* **YOUR GOAL**: Print out the entries below with no edits.

* **RECORDS SUPPLIED**:
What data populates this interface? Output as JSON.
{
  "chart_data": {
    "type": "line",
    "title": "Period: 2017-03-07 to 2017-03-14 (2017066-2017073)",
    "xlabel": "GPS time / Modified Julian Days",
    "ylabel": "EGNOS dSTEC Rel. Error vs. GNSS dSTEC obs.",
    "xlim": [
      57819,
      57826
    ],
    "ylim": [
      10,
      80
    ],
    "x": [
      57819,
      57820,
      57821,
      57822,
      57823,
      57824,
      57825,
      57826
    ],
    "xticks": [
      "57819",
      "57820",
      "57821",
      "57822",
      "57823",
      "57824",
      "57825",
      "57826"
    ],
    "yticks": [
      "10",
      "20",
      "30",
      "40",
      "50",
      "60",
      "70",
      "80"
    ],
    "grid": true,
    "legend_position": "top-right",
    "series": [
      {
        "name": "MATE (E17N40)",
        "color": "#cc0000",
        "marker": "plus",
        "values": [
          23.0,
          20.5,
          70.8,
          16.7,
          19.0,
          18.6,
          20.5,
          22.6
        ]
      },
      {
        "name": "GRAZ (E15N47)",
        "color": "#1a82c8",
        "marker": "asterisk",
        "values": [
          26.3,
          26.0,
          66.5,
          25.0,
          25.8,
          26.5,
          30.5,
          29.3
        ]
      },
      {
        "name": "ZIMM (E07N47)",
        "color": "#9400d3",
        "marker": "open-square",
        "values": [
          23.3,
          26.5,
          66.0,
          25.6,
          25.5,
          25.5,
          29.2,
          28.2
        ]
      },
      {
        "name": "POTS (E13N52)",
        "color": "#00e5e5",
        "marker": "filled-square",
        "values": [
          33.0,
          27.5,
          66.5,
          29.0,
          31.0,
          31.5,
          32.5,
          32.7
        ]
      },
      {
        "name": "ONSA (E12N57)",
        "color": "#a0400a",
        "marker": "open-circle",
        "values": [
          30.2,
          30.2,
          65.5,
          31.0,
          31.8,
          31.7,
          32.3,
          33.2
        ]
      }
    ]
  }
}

* **ANSWER TO THE TASK**:
What data populates this interface? Output as JSON.
{
  "chart_data": {
    "type": "line",
    "title": "Period: 2017-03-07 to 2017-03-14 (2017066-2017073)",
    "xlabel": "GPS time / Modified Julian Days",
    "ylabel": "EGNOS dSTEC Rel. Error vs. GNSS dSTEC obs.",
    "xlim": [
      57819,
      57826
    ],
    "ylim": [
      10,
      80
    ],
    "x": [
      57819,
      57820,
      57821,
      57822,
      57823,
      57824,
      57825,
      57826
    ],
    "xticks": [
      "57819",
      "57820",
      "57821",
      "57822",
      "57823",
      "57824",
      "57825",
      "57826"
    ],
    "yticks": [
      "10",
      "20",
      "30",
      "40",
      "50",
      "60",
      "70",
      "80"
    ],
    "grid": true,
    "legend_position": "top-right",
    "series": [
      {
        "name": "MATE (E17N40)",
        "color": "#cc0000",
        "marker": "plus",
        "values": [
          23.0,
          20.5,
          70.8,
          16.7,
          19.0,
          18.6,
          20.5,
          22.6
        ]
      },
      {
        "name": "GRAZ (E15N47)",
        "color": "#1a82c8",
        "marker": "asterisk",
        "values": [
          26.3,
          26.0,
          66.5,
          25.0,
          25.8,
          26.5,
          30.5,
          29.3
        ]
      },
      {
        "name": "ZIMM (E07N47)",
        "color": "#9400d3",
        "marker": "open-square",
        "values": [
          23.3,
          26.5,
          66.0,
          25.6,
          25.5,
          25.5,
          29.2,
          28.2
        ]
      },
      {
        "name": "POTS (E13N52)",
        "color": "#00e5e5",
        "marker": "filled-square",
        "values": [
          33.0,
          27.5,
          66.5,
          29.0,
          31.0,
          31.5,
          32.5,
          32.7
        ]
      },
      {
        "name": "ONSA (E12N57)",
        "color": "#a0400a",
        "marker": "open-circle",
        "values": [
          30.2,
          30.2,
          65.5,
          31.0,
          31.8,
          31.7,
          32.3,
          33.2
        ]
      }
    ]
  }
}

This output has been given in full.